**What is needed:**
Exactly reproduce the lines that follow.

**Record list:**
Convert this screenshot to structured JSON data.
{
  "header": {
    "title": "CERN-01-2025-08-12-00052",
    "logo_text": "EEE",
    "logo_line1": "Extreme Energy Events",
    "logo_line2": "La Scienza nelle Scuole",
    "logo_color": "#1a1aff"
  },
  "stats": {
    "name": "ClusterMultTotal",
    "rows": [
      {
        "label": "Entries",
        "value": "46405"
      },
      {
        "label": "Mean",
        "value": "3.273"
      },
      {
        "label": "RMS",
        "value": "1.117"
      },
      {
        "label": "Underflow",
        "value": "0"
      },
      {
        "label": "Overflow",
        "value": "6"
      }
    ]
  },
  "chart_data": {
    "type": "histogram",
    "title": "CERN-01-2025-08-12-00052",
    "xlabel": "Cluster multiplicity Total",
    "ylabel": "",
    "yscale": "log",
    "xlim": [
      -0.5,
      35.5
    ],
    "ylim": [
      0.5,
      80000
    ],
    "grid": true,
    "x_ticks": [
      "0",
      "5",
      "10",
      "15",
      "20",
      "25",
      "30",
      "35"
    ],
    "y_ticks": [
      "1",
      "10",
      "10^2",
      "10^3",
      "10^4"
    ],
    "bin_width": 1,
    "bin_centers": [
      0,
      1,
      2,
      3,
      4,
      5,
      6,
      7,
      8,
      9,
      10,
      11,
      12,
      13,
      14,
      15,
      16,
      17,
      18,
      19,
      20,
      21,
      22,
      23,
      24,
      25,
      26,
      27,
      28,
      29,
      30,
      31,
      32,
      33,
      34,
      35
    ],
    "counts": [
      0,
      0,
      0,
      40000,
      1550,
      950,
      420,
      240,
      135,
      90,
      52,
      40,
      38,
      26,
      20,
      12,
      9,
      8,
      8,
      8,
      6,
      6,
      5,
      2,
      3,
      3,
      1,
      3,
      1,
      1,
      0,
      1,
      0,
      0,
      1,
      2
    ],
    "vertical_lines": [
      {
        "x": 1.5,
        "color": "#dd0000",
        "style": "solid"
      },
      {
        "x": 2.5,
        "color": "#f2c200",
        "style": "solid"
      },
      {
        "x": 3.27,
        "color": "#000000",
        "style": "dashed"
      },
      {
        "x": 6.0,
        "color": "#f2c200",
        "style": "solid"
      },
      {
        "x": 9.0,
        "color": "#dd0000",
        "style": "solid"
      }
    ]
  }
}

**Right answer:**
Convert this screenshot to structured JSON data.
{
  "header": {
    "title": "CERN-01-2025-08-12-00052",
    "logo_text": "EEE",
    "logo_line1": "Extreme Energy Events",
    "logo_line2": "La Scienza nelle Scuole",
    "logo_color": "#1a1aff"
  },
  "stats": {
    "name": "ClusterMultTotal",
    "rows": [
      {
        "label": "Entries",
        "value": "46405"
      },
      {
        "label": "Mean",
        "value": "3.273"
      },
      {
        "label": "RMS",
        "value": "1.117"
      },
      {
        "label": "Underflow",
        "value": "0"
      },
      {
        "label": "Overflow",
        "value": "6"
      }
    ]
  },
  "chart_data": {
    "type": "histogram",
    "title": "CERN-01-2025-08-12-00052",
    "xlabel": "Cluster multiplicity Total",
    "ylabel": "",
    "yscale": "log",
    "xlim": [
      -0.5,
      35.5
    ],
    "ylim": [
      0.5,
      80000
    ],
    "grid": true,
    "x_ticks": [
      "0",
      "5",
      "10",
      "15",
      "20",
      "25",
      "30",
      "35"
    ],
    "y_ticks": [
      "1",
      "10",
      "10^2",
      "10^3",
      "10^4"
    ],
    "bin_width": 1,
    "bin_centers": [
      0,
      1,
      2,
      3,
      4,
      5,
      6,
      7,
      8,
      9,
      10,
      11,
      12,
      13,
      14,
      15,
      16,
      17,
      18,
      19,
      20,
      21,
      22,
      23,
      24,
      25,
      26,
      27,
      28,
      29,
      30,
      31,
      32,
      33,
      34,
      35
    ],
    "counts": [
      0,
      0,
      0,
      40000,
      1550,
      950,
      420,
      240,
      135,
      90,
      52,
      40,
      38,
      26,
      20,
      12,
      9,
      8,
      8,
      8,
      6,
      6,
      5,
      2,
      3,
      3,
      1,
      3,
      1,
      1,
      0,
      1,
      0,
      0,
      1,
      2
    ],
    "vertical_lines": [
      {
        "x": 1.5,
        "color": "#dd0000",
        "style": "solid"
      },
      {
        "x": 2.5,
        "color": "#f2c200",
        "style": "solid"
      },
      {
        "x": 3.27,
        "color": "#000000",
        "style": "dashed"
      },
      {
        "x": 6.0,
        "color": "#f2c200",
        "style": "solid"
      },
      {
        "x": 9.0,
        "color": "#dd0000",
        "style": "solid"
      }
    ]
  }
}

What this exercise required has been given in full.